● **WHAT THE EXERCISE ASKS**
Give back a single number, the count of lines containing the word "вины".

[Extracted records]
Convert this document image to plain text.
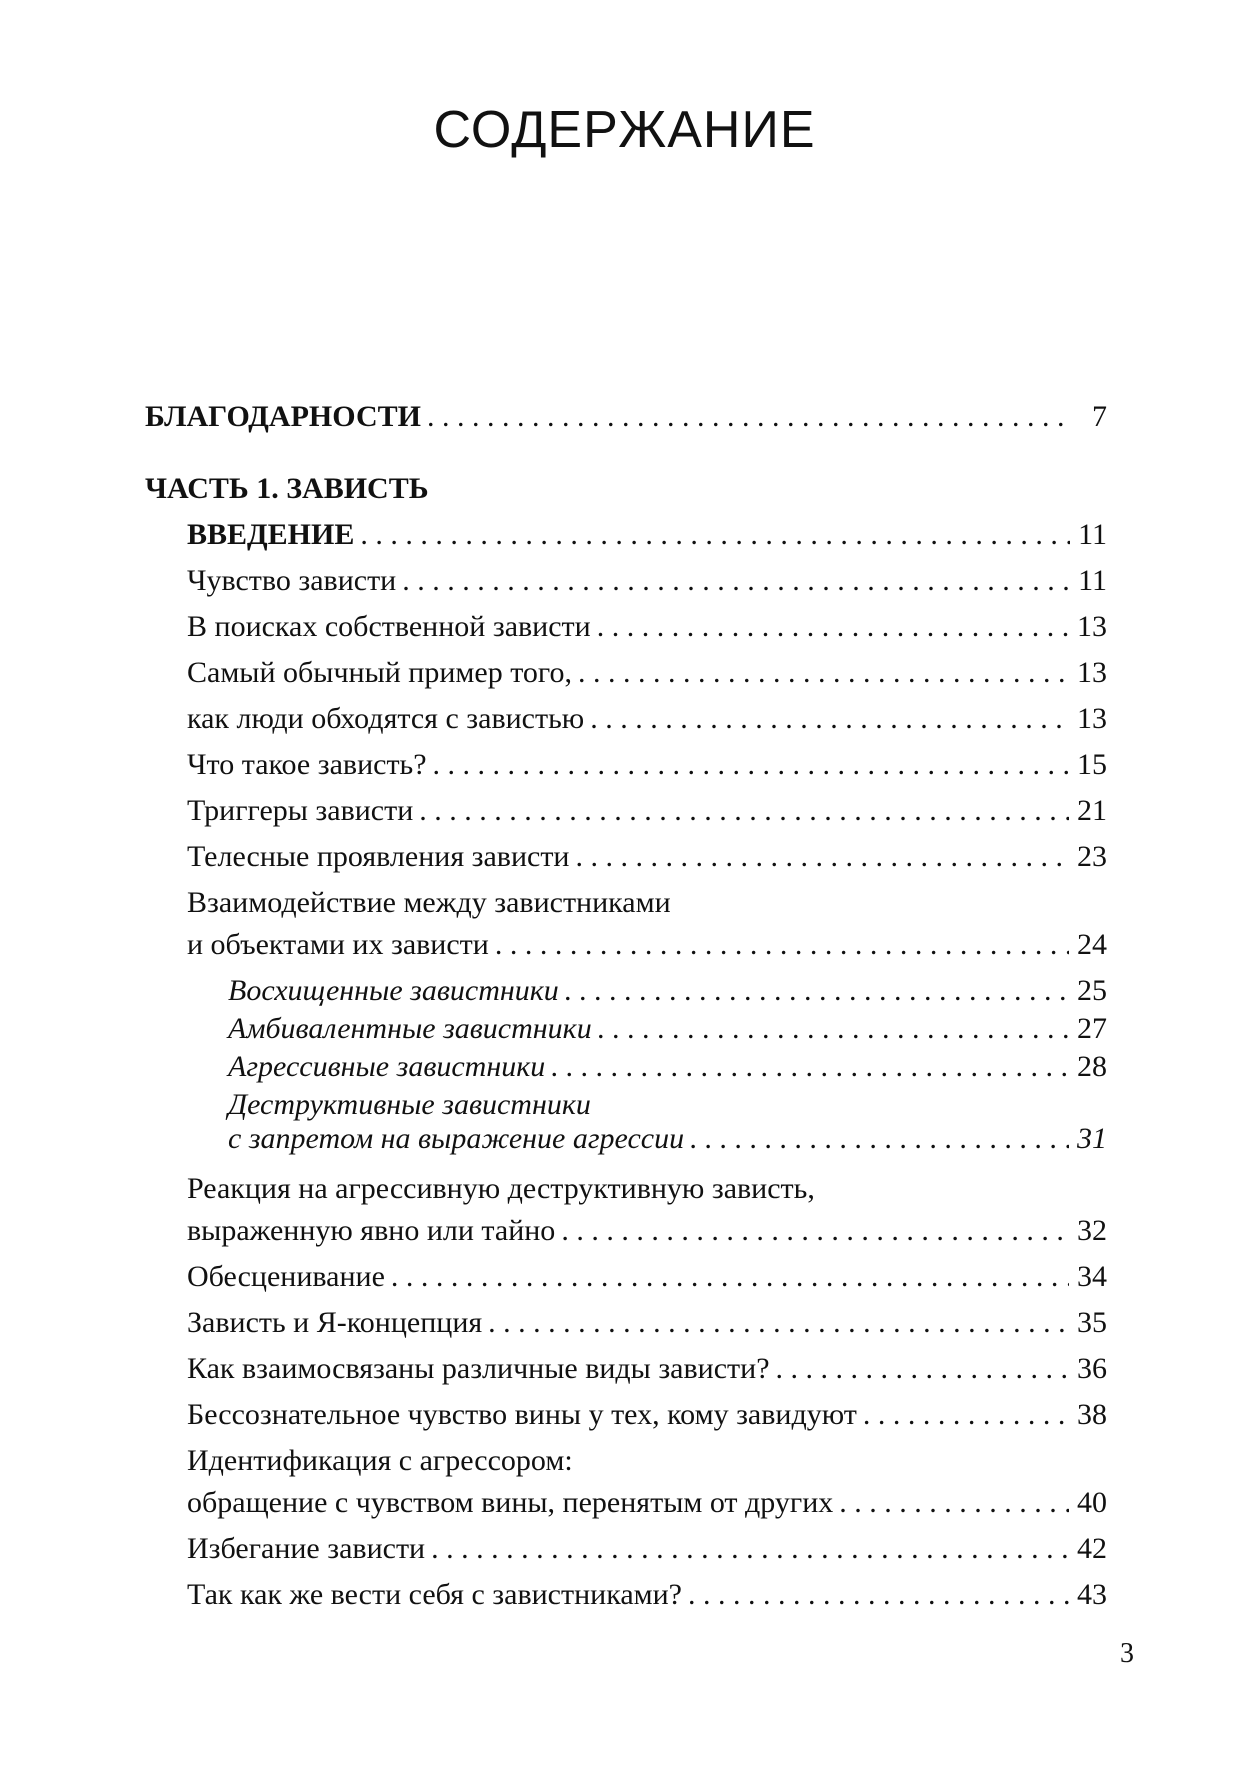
СОДЕРЖАНИЕ
БЛАГОДАРНОСТИ . . .	7
ЧАСТЬ 1. ЗАВИСТЬ
ВВЕДЕНИЕ . . .	11
Чувство зависти . . .	11
В поисках собственной зависти . . .	13
Самый обычный пример того, . . .	13
как люди обходятся с завистью . . .	13
Что такое зависть? . . .	15
Триггеры зависти . . .	21
Телесные проявления зависти . . .	23
Взаимодействие между завистниками
и объектами их зависти . . .	24
Восхищенные завистники . . .	25
Амбивалентные завистники . . .	27
Агрессивные завистники . . .	28
Деструктивные завистники
с запретом на выражение агрессии . . .	31
Реакция на агрессивную деструктивную зависть,
выраженную явно или тайно . . .	32
Обесценивание . . .	34
Зависть и Я-концепция . . .	35
Как взаимосвязаны различные виды зависти? . . .	36
Бессознательное чувство вины у тех, кому завидуют . . .	38
Идентификация с агрессором:
обращение с чувством вины, перенятым от других . . .	40
Избегание зависти . . .	42
Так как же вести себя с завистниками? . . .	43
3
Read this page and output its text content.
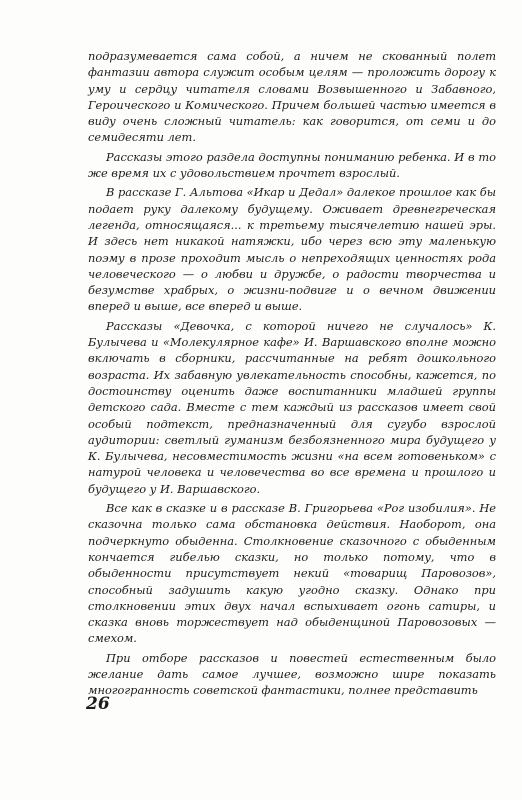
подразумевается сама собой, а ничем не скованный полет фантазии автора служит особым целям — проложить дорогу к уму и сердцу читателя словами Возвышенного и Забавного, Героического и Комического. Причем большей частью имеется в виду очень сложный читатель: как говорится, от семи и до семидесяти лет.

Рассказы этого раздела доступны пониманию ребенка. И в то же время их с удовольствием прочтет взрослый.

В рассказе Г. Альтова «Икар и Дедал» далекое прошлое как бы подает руку далекому будущему. Оживает древнегреческая легенда, относящаяся... к третьему тысячелетию нашей эры. И здесь нет никакой натяжки, ибо через всю эту маленькую поэму в прозе проходит мысль о непреходящих ценностях рода человеческого — о любви и дружбе, о радости творчества и безумстве храбрых, о жизни-подвиге и о вечном движении вперед и выше, все вперед и выше.

Рассказы «Девочка, с которой ничего не случалось» К. Булычева и «Молекулярное кафе» И. Варшавского вполне можно включать в сборники, рассчитанные на ребят дошкольного возраста. Их забавную увлекательность способны, кажется, по достоинству оценить даже воспитанники младшей группы детского сада. Вместе с тем каждый из рассказов имеет свой особый подтекст, предназначенный для сугубо взрослой аудитории: светлый гуманизм безбоязненного мира будущего у К. Булычева, несовместимость жизни «на всем готовеньком» с натурой человека и человечества во все времена и прошлого и будущего у И. Варшавского.

Все как в сказке и в рассказе В. Григорьева «Рог изобилия». Не сказочна только сама обстановка действия. Наоборот, она подчеркнуто обыденна. Столкновение сказочного с обыденным кончается гибелью сказки, но только потому, что в обыденности присутствует некий «товарищ Паровозов», способный задушить какую угодно сказку. Однако при столкновении этих двух начал вспыхивает огонь сатиры, и сказка вновь торжествует над обыденщиной Паровозовых — смехом.

При отборе рассказов и повестей естественным было желание дать самое лучшее, возможно шире показать многогранность советской фантастики, полнее представить

26
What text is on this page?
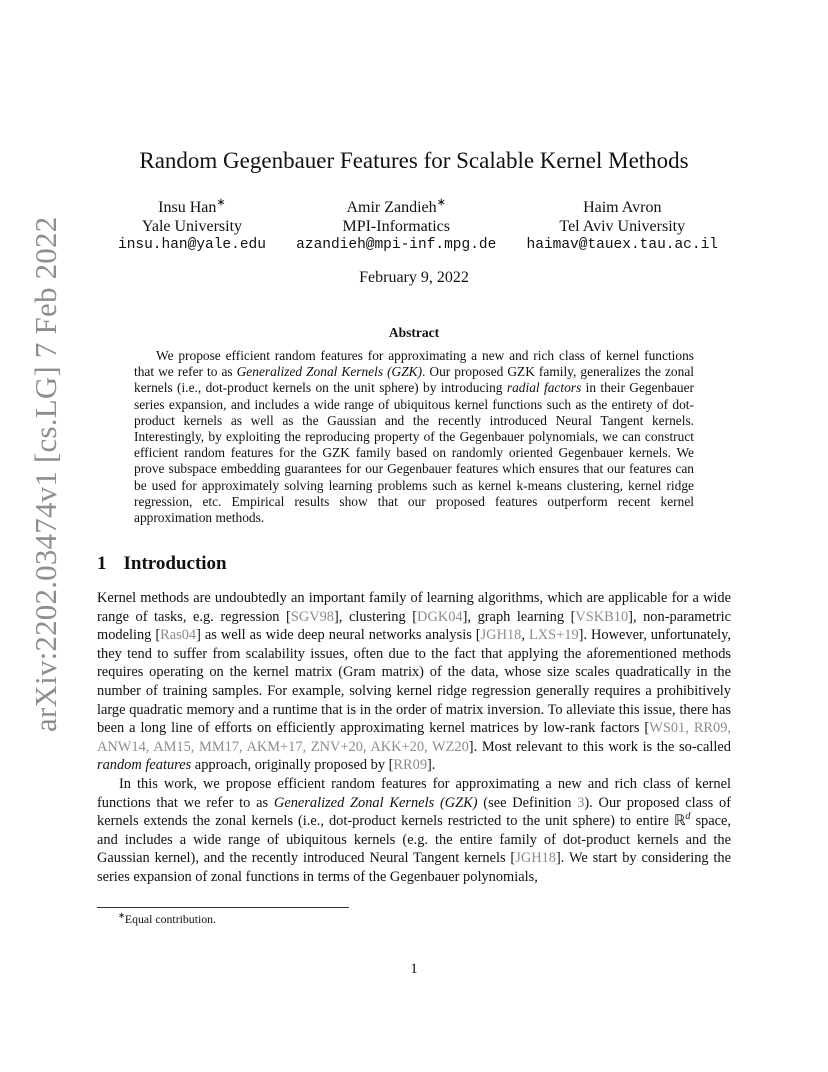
arXiv:2202.03474v1 [cs.LG] 7 Feb 2022
Random Gegenbauer Features for Scalable Kernel Methods
Insu Han∗
Yale University
insu.han@yale.edu
Amir Zandieh∗
MPI-Informatics
azandieh@mpi-inf.mpg.de
Haim Avron
Tel Aviv University
haimav@tauex.tau.ac.il
February 9, 2022
Abstract
We propose efficient random features for approximating a new and rich class of kernel functions that we refer to as Generalized Zonal Kernels (GZK). Our proposed GZK family, generalizes the zonal kernels (i.e., dot-product kernels on the unit sphere) by introducing radial factors in their Gegenbauer series expansion, and includes a wide range of ubiquitous kernel functions such as the entirety of dot-product kernels as well as the Gaussian and the recently introduced Neural Tangent kernels. Interestingly, by exploiting the reproducing property of the Gegenbauer polynomials, we can construct efficient random features for the GZK family based on randomly oriented Gegenbauer kernels. We prove subspace embedding guarantees for our Gegenbauer features which ensures that our features can be used for approximately solving learning problems such as kernel k-means clustering, kernel ridge regression, etc. Empirical results show that our proposed features outperform recent kernel approximation methods.
1 Introduction

Kernel methods are undoubtedly an important family of learning algorithms, which are applicable for a wide range of tasks, e.g. regression [SGV98], clustering [DGK04], graph learning [VSKB10], non-parametric modeling [Ras04] as well as wide deep neural networks analysis [JGH18, LXS+19]. However, unfortunately, they tend to suffer from scalability issues, often due to the fact that applying the aforementioned methods requires operating on the kernel matrix (Gram matrix) of the data, whose size scales quadratically in the number of training samples. For example, solving kernel ridge regression generally requires a prohibitively large quadratic memory and a runtime that is in the order of matrix inversion. To alleviate this issue, there has been a long line of efforts on efficiently approximating kernel matrices by low-rank factors [WS01, RR09, ANW14, AM15, MM17, AKM+17, ZNV+20, AKK+20, WZ20]. Most relevant to this work is the so-called random features approach, originally proposed by [RR09].

In this work, we propose efficient random features for approximating a new and rich class of kernel functions that we refer to as Generalized Zonal Kernels (GZK) (see Definition 3). Our proposed class of kernels extends the zonal kernels (i.e., dot-product kernels restricted to the unit sphere) to entire ℝ$^d$ space, and includes a wide range of ubiquitous kernels (e.g. the entire family of dot-product kernels and the Gaussian kernel), and the recently introduced Neural Tangent kernels [JGH18]. We start by considering the series expansion of zonal functions in terms of the Gegenbauer polynomials,

∗Equal contribution.
1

● **ANSWER BELOW**
2